- [Directions for this task] The lines to be copied run from the one containing "Type out the text in this image." to the end of the material below; reproduce them exactly, including both ends, and nothing more.

- [Entries]
::::::

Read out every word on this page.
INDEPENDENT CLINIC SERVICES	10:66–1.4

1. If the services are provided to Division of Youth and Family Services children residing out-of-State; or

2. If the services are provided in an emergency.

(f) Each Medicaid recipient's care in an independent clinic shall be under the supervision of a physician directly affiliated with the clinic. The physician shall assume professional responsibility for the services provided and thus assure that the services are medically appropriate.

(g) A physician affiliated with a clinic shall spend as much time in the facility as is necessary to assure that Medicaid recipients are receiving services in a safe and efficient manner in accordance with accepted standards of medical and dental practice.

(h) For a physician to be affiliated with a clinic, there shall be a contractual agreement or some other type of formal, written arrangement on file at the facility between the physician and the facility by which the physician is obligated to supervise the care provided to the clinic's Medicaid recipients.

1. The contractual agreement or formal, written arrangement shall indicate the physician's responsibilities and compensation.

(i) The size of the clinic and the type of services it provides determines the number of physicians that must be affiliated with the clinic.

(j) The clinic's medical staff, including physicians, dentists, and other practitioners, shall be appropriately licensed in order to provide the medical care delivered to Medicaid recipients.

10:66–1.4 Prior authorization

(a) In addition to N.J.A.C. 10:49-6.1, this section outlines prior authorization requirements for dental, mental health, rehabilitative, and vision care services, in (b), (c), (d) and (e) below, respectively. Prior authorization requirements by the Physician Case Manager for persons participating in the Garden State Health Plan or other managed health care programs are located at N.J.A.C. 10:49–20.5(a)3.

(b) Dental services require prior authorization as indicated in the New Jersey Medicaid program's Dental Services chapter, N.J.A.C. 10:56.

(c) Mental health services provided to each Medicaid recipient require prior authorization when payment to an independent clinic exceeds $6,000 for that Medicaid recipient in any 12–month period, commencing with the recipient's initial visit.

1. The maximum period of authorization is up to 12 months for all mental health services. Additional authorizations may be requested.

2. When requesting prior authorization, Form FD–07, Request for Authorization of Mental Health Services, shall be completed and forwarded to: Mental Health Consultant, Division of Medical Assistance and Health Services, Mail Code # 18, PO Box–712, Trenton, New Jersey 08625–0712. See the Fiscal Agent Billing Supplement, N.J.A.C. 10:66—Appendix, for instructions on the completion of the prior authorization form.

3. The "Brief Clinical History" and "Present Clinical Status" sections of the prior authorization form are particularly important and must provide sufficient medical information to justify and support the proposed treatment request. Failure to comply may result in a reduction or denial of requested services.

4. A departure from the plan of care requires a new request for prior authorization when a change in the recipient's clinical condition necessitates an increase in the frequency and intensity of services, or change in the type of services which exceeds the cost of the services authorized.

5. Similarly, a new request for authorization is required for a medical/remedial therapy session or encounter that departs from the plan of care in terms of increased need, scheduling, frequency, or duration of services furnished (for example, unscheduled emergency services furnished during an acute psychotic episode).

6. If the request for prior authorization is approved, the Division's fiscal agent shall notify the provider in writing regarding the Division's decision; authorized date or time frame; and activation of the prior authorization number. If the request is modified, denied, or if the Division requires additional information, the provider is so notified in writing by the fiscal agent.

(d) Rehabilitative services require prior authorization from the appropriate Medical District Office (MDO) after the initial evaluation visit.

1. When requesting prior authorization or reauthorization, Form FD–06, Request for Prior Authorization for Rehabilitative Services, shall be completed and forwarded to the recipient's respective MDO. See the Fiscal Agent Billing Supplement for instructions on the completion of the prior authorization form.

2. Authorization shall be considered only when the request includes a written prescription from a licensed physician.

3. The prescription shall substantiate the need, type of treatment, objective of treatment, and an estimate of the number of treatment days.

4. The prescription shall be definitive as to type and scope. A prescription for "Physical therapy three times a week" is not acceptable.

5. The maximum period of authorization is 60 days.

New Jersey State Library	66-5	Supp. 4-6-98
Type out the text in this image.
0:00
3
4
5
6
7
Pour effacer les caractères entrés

::::::

- [Solved problem]
Type out the text in this image.
0:00
3
4
5
6
7
Pour effacer les caractères entrés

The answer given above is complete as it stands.